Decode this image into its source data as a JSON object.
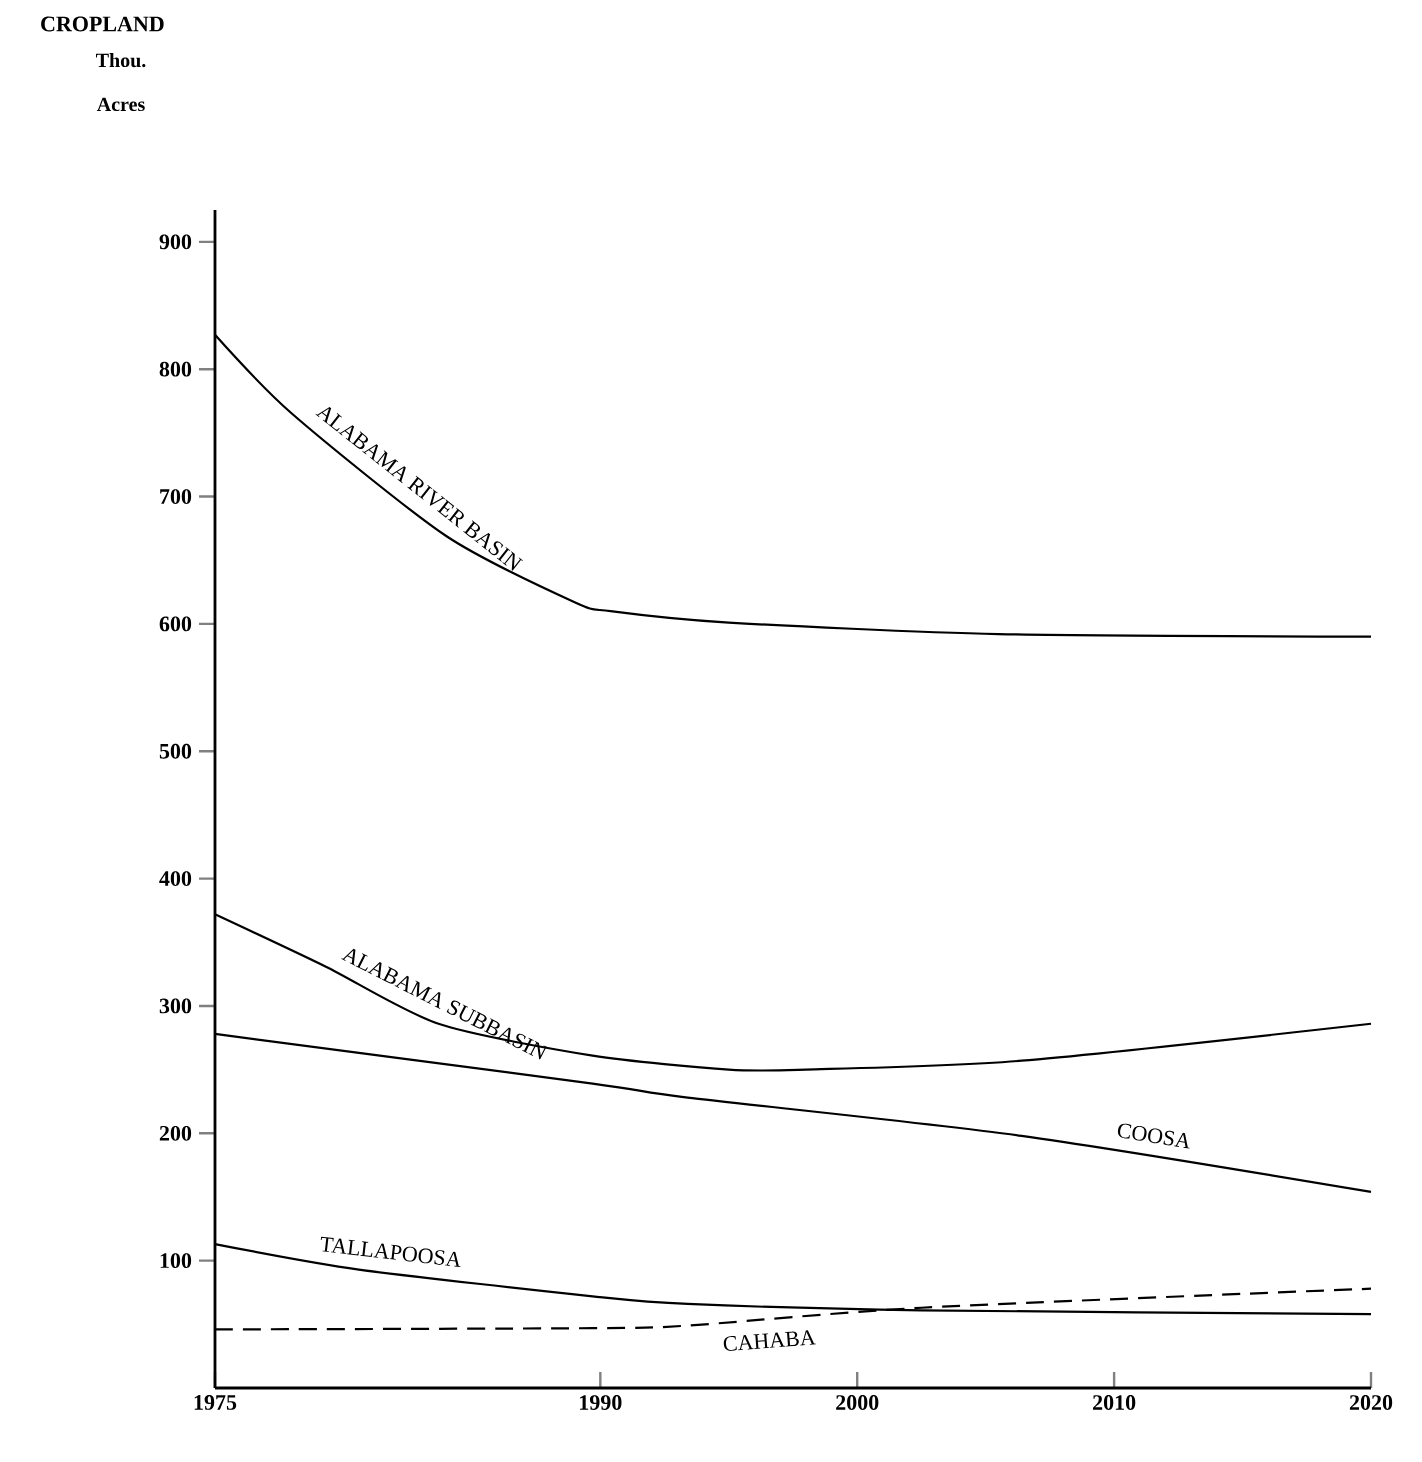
{
  "chart_data": {
    "type": "line",
    "title": "CROPLAND",
    "ylabel": "Thou. Acres",
    "xlim": [
      1975,
      2020
    ],
    "xticks": [
      1975,
      1990,
      2000,
      2010,
      2020
    ],
    "ylim": [
      0,
      925
    ],
    "yticks": [
      100,
      200,
      300,
      400,
      500,
      600,
      700,
      800,
      900
    ],
    "series": [
      {
        "name": "ALABAMA RIVER BASIN",
        "color": "#000000",
        "line_style": "solid",
        "x": [
          1975,
          1978,
          1984,
          1989,
          1990.4,
          1995,
          2005.5,
          2020
        ],
        "values": [
          827,
          765,
          669,
          617,
          610,
          601,
          592,
          590
        ]
      },
      {
        "name": "ALABAMA SUBBASIN",
        "color": "#000000",
        "line_style": "solid",
        "x": [
          1975,
          1979.3,
          1983.7,
          1989.7,
          1995,
          1998,
          2006.4,
          2020
        ],
        "values": [
          372,
          331,
          286,
          261,
          250,
          250,
          257,
          286
        ]
      },
      {
        "name": "COOSA",
        "color": "#000000",
        "line_style": "solid",
        "x": [
          1975,
          1989.7,
          1993.4,
          2006.4,
          2020
        ],
        "values": [
          278,
          239,
          228,
          198,
          154
        ]
      },
      {
        "name": "TALLAPOOSA",
        "color": "#000000",
        "line_style": "solid",
        "x": [
          1975,
          1980.6,
          1989.7,
          1993.4,
          2002.5,
          2020
        ],
        "values": [
          113,
          93,
          72,
          66,
          61,
          58
        ]
      },
      {
        "name": "CAHABA",
        "color": "#000000",
        "line_style": "dashed",
        "x": [
          1975,
          1989.7,
          1993.4,
          2002.5,
          2020
        ],
        "values": [
          46,
          47,
          49,
          63,
          78
        ]
      }
    ]
  }
}
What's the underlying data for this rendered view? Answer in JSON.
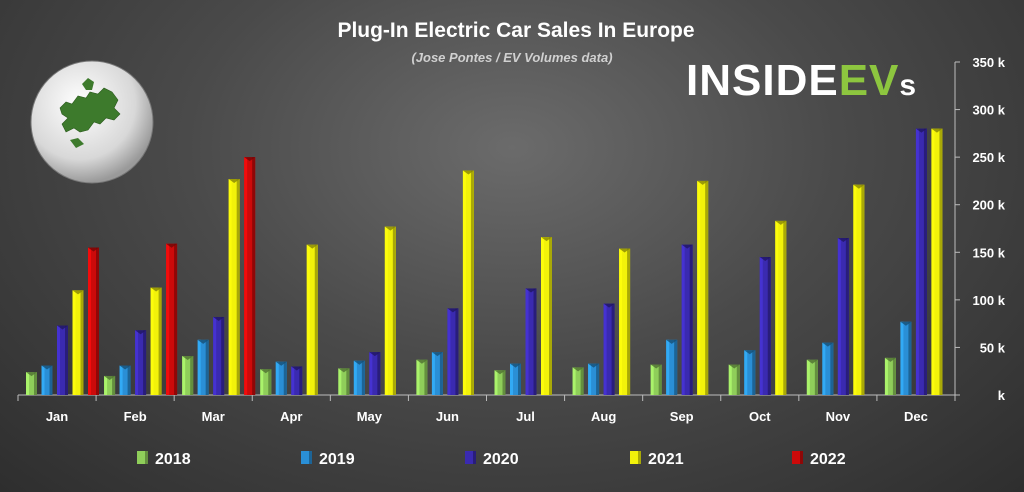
{
  "chart_data": {
    "type": "bar",
    "title": "Plug-In Electric Car Sales In Europe",
    "subtitle": "(Jose Pontes / EV Volumes data)",
    "brand": {
      "text_main": "INSIDE",
      "text_accent": "EV",
      "text_tail": "s",
      "accent_color": "#8dc63f"
    },
    "categories": [
      "Jan",
      "Feb",
      "Mar",
      "Apr",
      "May",
      "Jun",
      "Jul",
      "Aug",
      "Sep",
      "Oct",
      "Nov",
      "Dec"
    ],
    "series": [
      {
        "name": "2018",
        "color": "#8fce5a",
        "values": [
          24,
          20,
          41,
          27,
          28,
          37,
          26,
          29,
          32,
          32,
          37,
          39
        ]
      },
      {
        "name": "2019",
        "color": "#2a8fd6",
        "values": [
          31,
          31,
          58,
          35,
          36,
          45,
          33,
          33,
          58,
          47,
          55,
          77
        ]
      },
      {
        "name": "2020",
        "color": "#3a2ab0",
        "values": [
          73,
          68,
          82,
          30,
          45,
          91,
          112,
          96,
          158,
          145,
          165,
          280
        ]
      },
      {
        "name": "2021",
        "color": "#f2f20a",
        "values": [
          110,
          113,
          227,
          158,
          177,
          236,
          166,
          154,
          225,
          183,
          221,
          280
        ]
      },
      {
        "name": "2022",
        "color": "#cc0a0a",
        "values": [
          155,
          159,
          250,
          null,
          null,
          null,
          null,
          null,
          null,
          null,
          null,
          null
        ]
      }
    ],
    "ylim": [
      0,
      350
    ],
    "yticks": [
      0,
      50,
      100,
      150,
      200,
      250,
      300,
      350
    ],
    "ytick_labels": [
      "k",
      "50 k",
      "100 k",
      "150 k",
      "200 k",
      "250 k",
      "300 k",
      "350 k"
    ],
    "legend_position": "bottom",
    "grid": false
  }
}
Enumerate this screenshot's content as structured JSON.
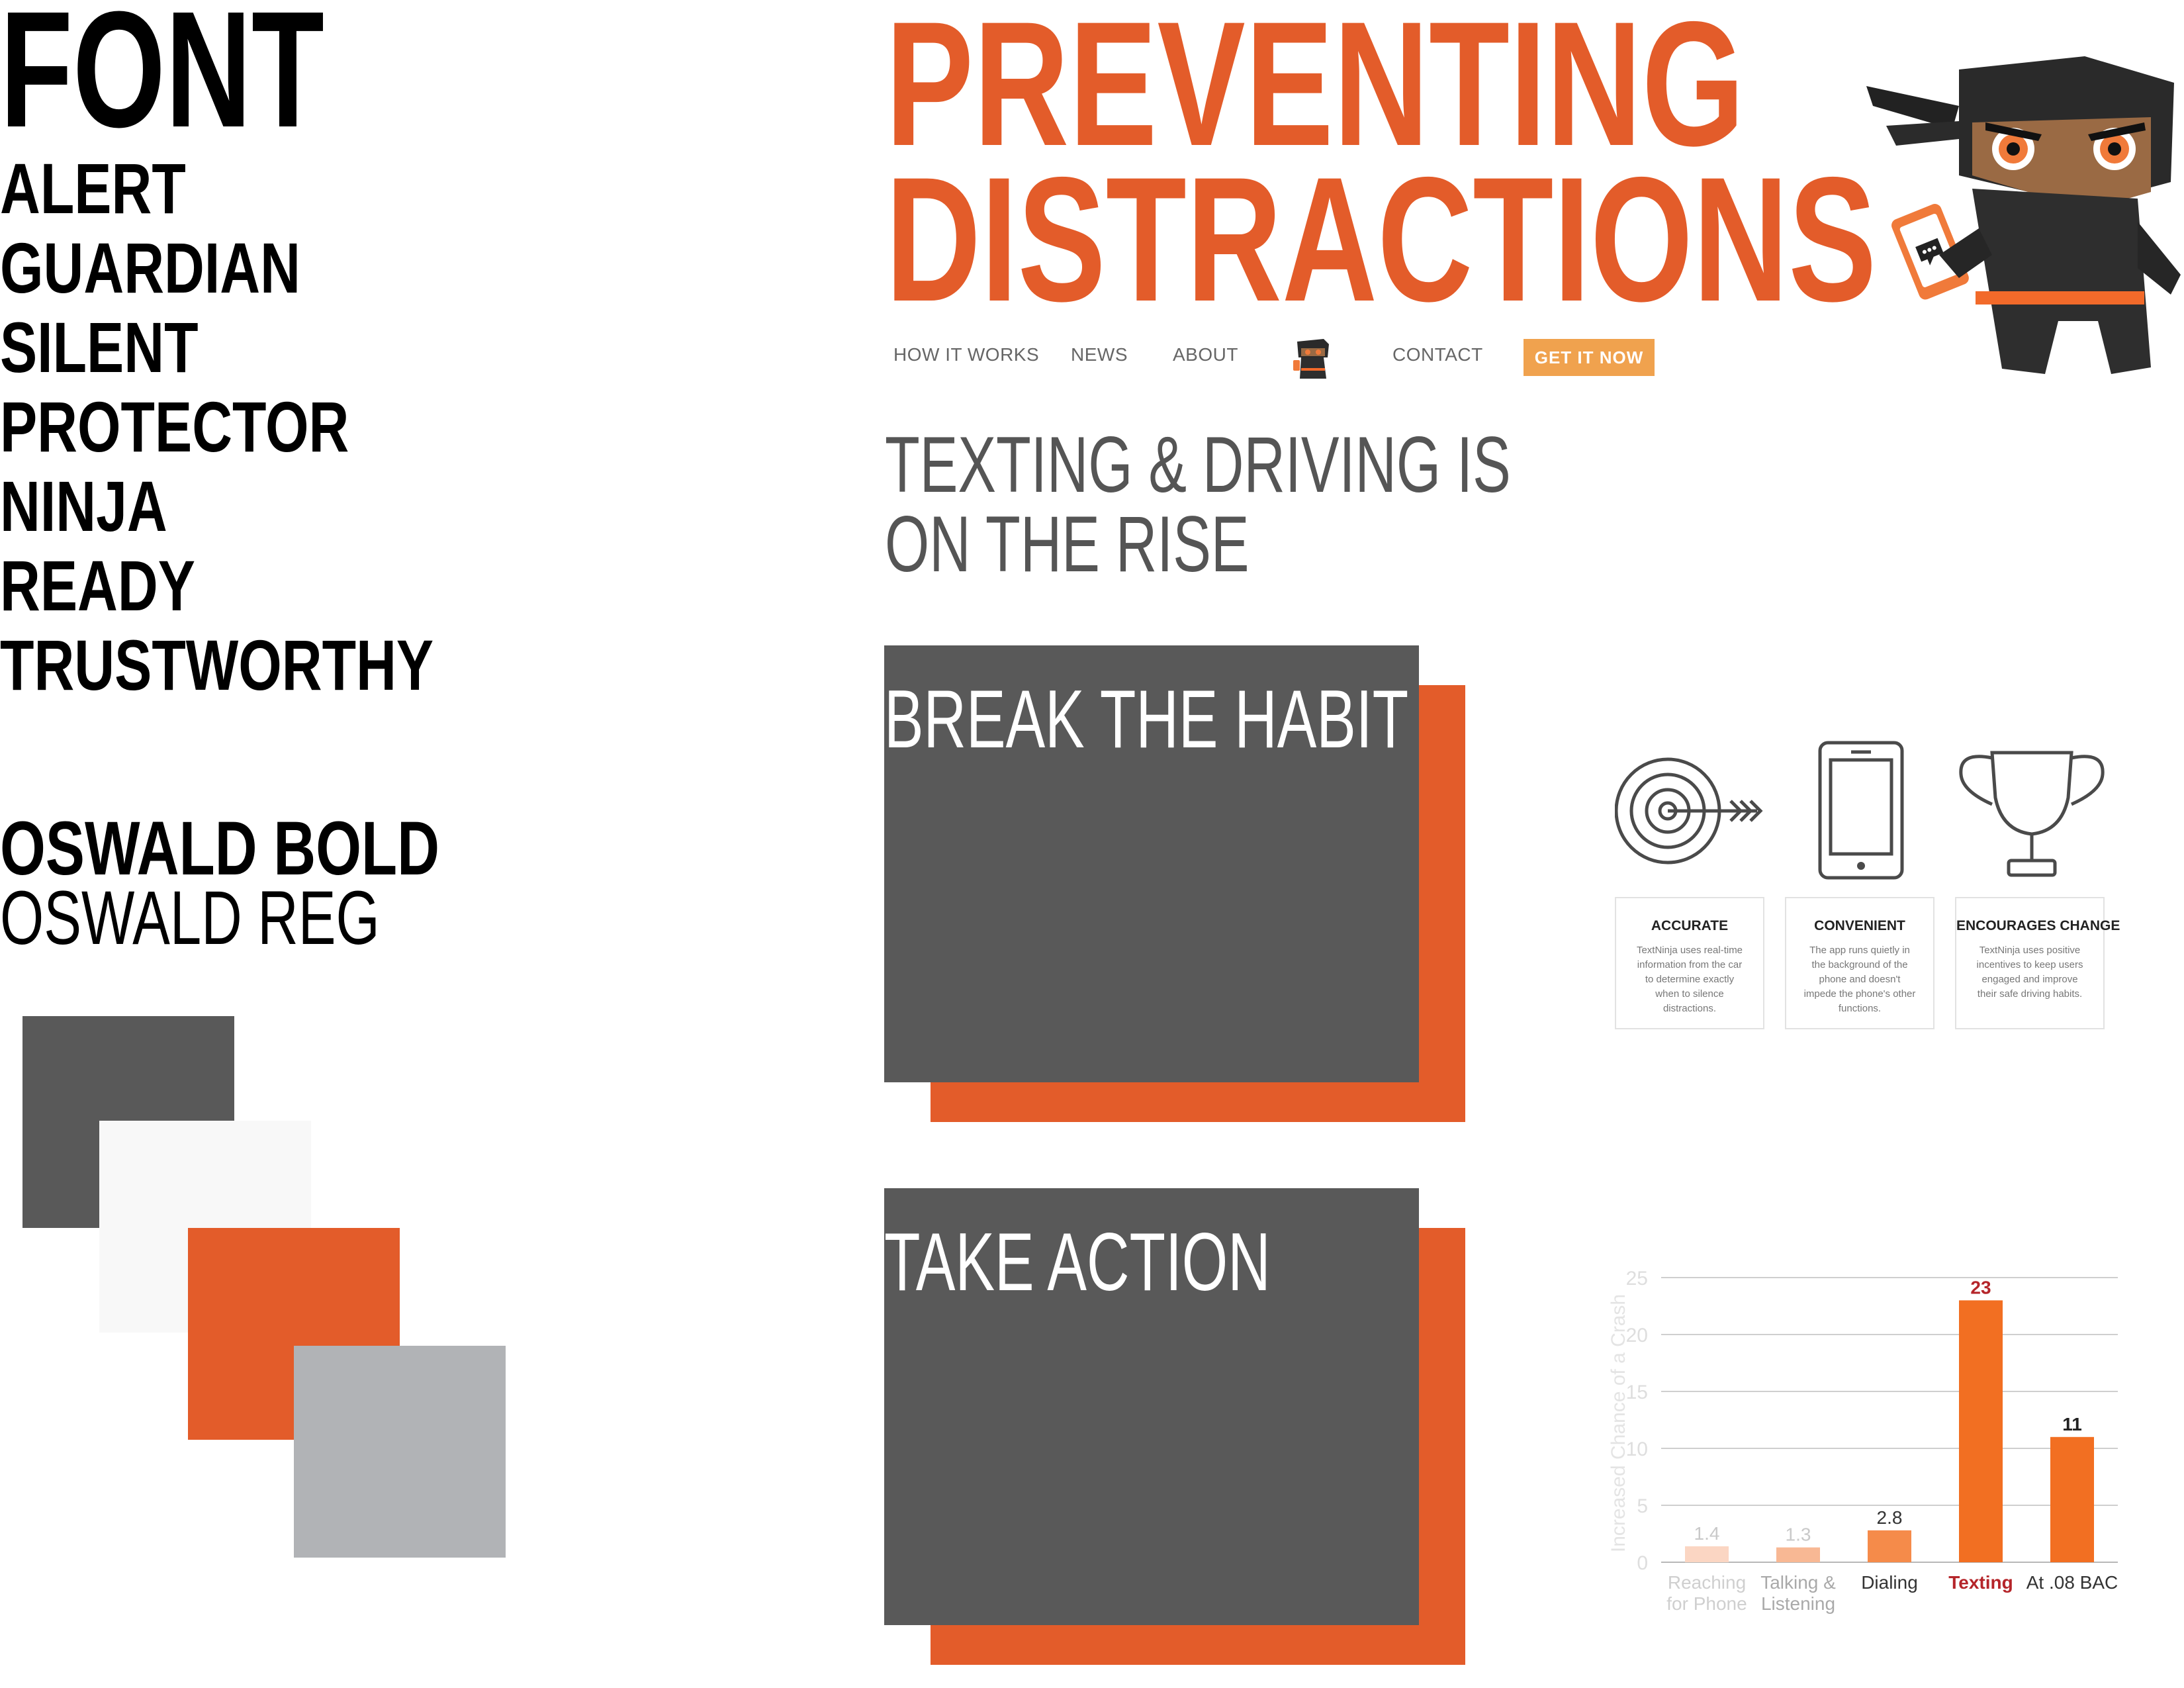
{
  "style_guide": {
    "font_title": "FONT",
    "words": [
      "ALERT",
      "GUARDIAN",
      "SILENT",
      "PROTECTOR",
      "NINJA",
      "READY",
      "TRUSTWORTHY"
    ],
    "font_bold": "OSWALD BOLD",
    "font_regular": "OSWALD REG",
    "palette": [
      "#595959",
      "#f8f8f8",
      "#e35c2a",
      "#b1b3b6"
    ]
  },
  "hero": {
    "line1": "PREVENTING",
    "line2": "DISTRACTIONS",
    "color": "#e35c2a"
  },
  "nav": {
    "items": [
      "HOW IT WORKS",
      "NEWS",
      "ABOUT",
      "CONTACT"
    ],
    "cta": "GET IT NOW"
  },
  "headline": {
    "line1": "TEXTING & DRIVING IS",
    "line2": "ON THE RISE"
  },
  "cards": [
    {
      "title": "BREAK THE HABIT"
    },
    {
      "title": "TAKE ACTION"
    }
  ],
  "features": [
    {
      "icon": "target-icon",
      "title": "ACCURATE",
      "text": "TextNinja uses real-time information from the car to determine exactly when to silence distractions."
    },
    {
      "icon": "phone-icon",
      "title": "CONVENIENT",
      "text": "The app runs quietly in the background of the phone and doesn't impede the phone's other functions."
    },
    {
      "icon": "trophy-icon",
      "title": "ENCOURAGES CHANGE",
      "text": "TextNinja uses positive incentives to keep users engaged and improve their safe driving habits."
    }
  ],
  "chart_data": {
    "type": "bar",
    "ylabel": "Increased Chance of a Crash",
    "ylim": [
      0,
      25
    ],
    "yticks": [
      0,
      5,
      10,
      15,
      20,
      25
    ],
    "grid": true,
    "categories": [
      {
        "lines": [
          "Reaching",
          "for Phone"
        ],
        "value": 1.4,
        "label": "1.4",
        "color": "#fbd6c3"
      },
      {
        "lines": [
          "Talking &",
          "Listening"
        ],
        "value": 1.3,
        "label": "1.3",
        "color": "#f8b894"
      },
      {
        "lines": [
          "Dialing"
        ],
        "value": 2.8,
        "label": "2.8",
        "color": "#f58b4a"
      },
      {
        "lines": [
          "Texting"
        ],
        "value": 23,
        "label": "23",
        "color": "#f26f22",
        "highlight": "#b5252a"
      },
      {
        "lines": [
          "At .08 BAC"
        ],
        "value": 11,
        "label": "11",
        "color": "#f26f22"
      }
    ]
  }
}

§ **Direction**
Verbatim reproduction of every record is required; images are left out.

§ **Written solution**
Decode this image into its source data as a JSON object.
{
  "chart_data": {
    "type": "line",
    "title": "CROPLAND",
    "ylabel": "Thou. Acres",
    "xlim": [
      1975,
      2020
    ],
    "xticks": [
      1975,
      1990,
      2000,
      2010,
      2020
    ],
    "ylim": [
      0,
      925
    ],
    "yticks": [
      100,
      200,
      300,
      400,
      500,
      600,
      700,
      800,
      900
    ],
    "series": [
      {
        "name": "ALABAMA RIVER BASIN",
        "color": "#000000",
        "line_style": "solid",
        "x": [
          1975,
          1978,
          1984,
          1989,
          1990.4,
          1995,
          2005.5,
          2020
        ],
        "values": [
          827,
          765,
          669,
          617,
          610,
          601,
          592,
          590
        ]
      },
      {
        "name": "ALABAMA SUBBASIN",
        "color": "#000000",
        "line_style": "solid",
        "x": [
          1975,
          1979.3,
          1983.7,
          1989.7,
          1995,
          1998,
          2006.4,
          2020
        ],
        "values": [
          372,
          331,
          286,
          261,
          250,
          250,
          257,
          286
        ]
      },
      {
        "name": "COOSA",
        "color": "#000000",
        "line_style": "solid",
        "x": [
          1975,
          1989.7,
          1993.4,
          2006.4,
          2020
        ],
        "values": [
          278,
          239,
          228,
          198,
          154
        ]
      },
      {
        "name": "TALLAPOOSA",
        "color": "#000000",
        "line_style": "solid",
        "x": [
          1975,
          1980.6,
          1989.7,
          1993.4,
          2002.5,
          2020
        ],
        "values": [
          113,
          93,
          72,
          66,
          61,
          58
        ]
      },
      {
        "name": "CAHABA",
        "color": "#000000",
        "line_style": "dashed",
        "x": [
          1975,
          1989.7,
          1993.4,
          2002.5,
          2020
        ],
        "values": [
          46,
          47,
          49,
          63,
          78
        ]
      }
    ]
  }
}
What's the underlying data for this rendered view? Answer in JSON.
{
  "chart_data": {
    "type": "bar",
    "title": "Plug-In Electric Car Sales In Europe",
    "subtitle": "(Jose Pontes / EV Volumes data)",
    "brand": {
      "text_main": "INSIDE",
      "text_accent": "EV",
      "text_tail": "s",
      "accent_color": "#8dc63f"
    },
    "categories": [
      "Jan",
      "Feb",
      "Mar",
      "Apr",
      "May",
      "Jun",
      "Jul",
      "Aug",
      "Sep",
      "Oct",
      "Nov",
      "Dec"
    ],
    "series": [
      {
        "name": "2018",
        "color": "#8fce5a",
        "values": [
          24,
          20,
          41,
          27,
          28,
          37,
          26,
          29,
          32,
          32,
          37,
          39
        ]
      },
      {
        "name": "2019",
        "color": "#2a8fd6",
        "values": [
          31,
          31,
          58,
          35,
          36,
          45,
          33,
          33,
          58,
          47,
          55,
          77
        ]
      },
      {
        "name": "2020",
        "color": "#3a2ab0",
        "values": [
          73,
          68,
          82,
          30,
          45,
          91,
          112,
          96,
          158,
          145,
          165,
          280
        ]
      },
      {
        "name": "2021",
        "color": "#f2f20a",
        "values": [
          110,
          113,
          227,
          158,
          177,
          236,
          166,
          154,
          225,
          183,
          221,
          280
        ]
      },
      {
        "name": "2022",
        "color": "#cc0a0a",
        "values": [
          155,
          159,
          250,
          null,
          null,
          null,
          null,
          null,
          null,
          null,
          null,
          null
        ]
      }
    ],
    "ylim": [
      0,
      350
    ],
    "yticks": [
      0,
      50,
      100,
      150,
      200,
      250,
      300,
      350
    ],
    "ytick_labels": [
      "k",
      "50 k",
      "100 k",
      "150 k",
      "200 k",
      "250 k",
      "300 k",
      "350 k"
    ],
    "legend_position": "bottom",
    "grid": false
  }
}
Enumerate this screenshot's content as structured JSON.
{
  "style_guide": {
    "font_title": "FONT",
    "words": [
      "ALERT",
      "GUARDIAN",
      "SILENT",
      "PROTECTOR",
      "NINJA",
      "READY",
      "TRUSTWORTHY"
    ],
    "font_bold": "OSWALD BOLD",
    "font_regular": "OSWALD REG",
    "palette": [
      "#595959",
      "#f8f8f8",
      "#e35c2a",
      "#b1b3b6"
    ]
  },
  "hero": {
    "line1": "PREVENTING",
    "line2": "DISTRACTIONS",
    "color": "#e35c2a"
  },
  "nav": {
    "items": [
      "HOW IT WORKS",
      "NEWS",
      "ABOUT",
      "CONTACT"
    ],
    "cta": "GET IT NOW"
  },
  "headline": {
    "line1": "TEXTING & DRIVING IS",
    "line2": "ON THE RISE"
  },
  "cards": [
    {
      "title": "BREAK THE HABIT"
    },
    {
      "title": "TAKE ACTION"
    }
  ],
  "features": [
    {
      "icon": "target-icon",
      "title": "ACCURATE",
      "text": "TextNinja uses real-time information from the car to determine exactly when to silence distractions."
    },
    {
      "icon": "phone-icon",
      "title": "CONVENIENT",
      "text": "The app runs quietly in the background of the phone and doesn't impede the phone's other functions."
    },
    {
      "icon": "trophy-icon",
      "title": "ENCOURAGES CHANGE",
      "text": "TextNinja uses positive incentives to keep users engaged and improve their safe driving habits."
    }
  ],
  "chart_data": {
    "type": "bar",
    "ylabel": "Increased Chance of a Crash",
    "ylim": [
      0,
      25
    ],
    "yticks": [
      0,
      5,
      10,
      15,
      20,
      25
    ],
    "grid": true,
    "categories": [
      {
        "lines": [
          "Reaching",
          "for Phone"
        ],
        "value": 1.4,
        "label": "1.4",
        "color": "#fbd6c3"
      },
      {
        "lines": [
          "Talking &",
          "Listening"
        ],
        "value": 1.3,
        "label": "1.3",
        "color": "#f8b894"
      },
      {
        "lines": [
          "Dialing"
        ],
        "value": 2.8,
        "label": "2.8",
        "color": "#f58b4a"
      },
      {
        "lines": [
          "Texting"
        ],
        "value": 23,
        "label": "23",
        "color": "#f26f22",
        "highlight": "#b5252a"
      },
      {
        "lines": [
          "At .08 BAC"
        ],
        "value": 11,
        "label": "11",
        "color": "#f26f22"
      }
    ]
  }
}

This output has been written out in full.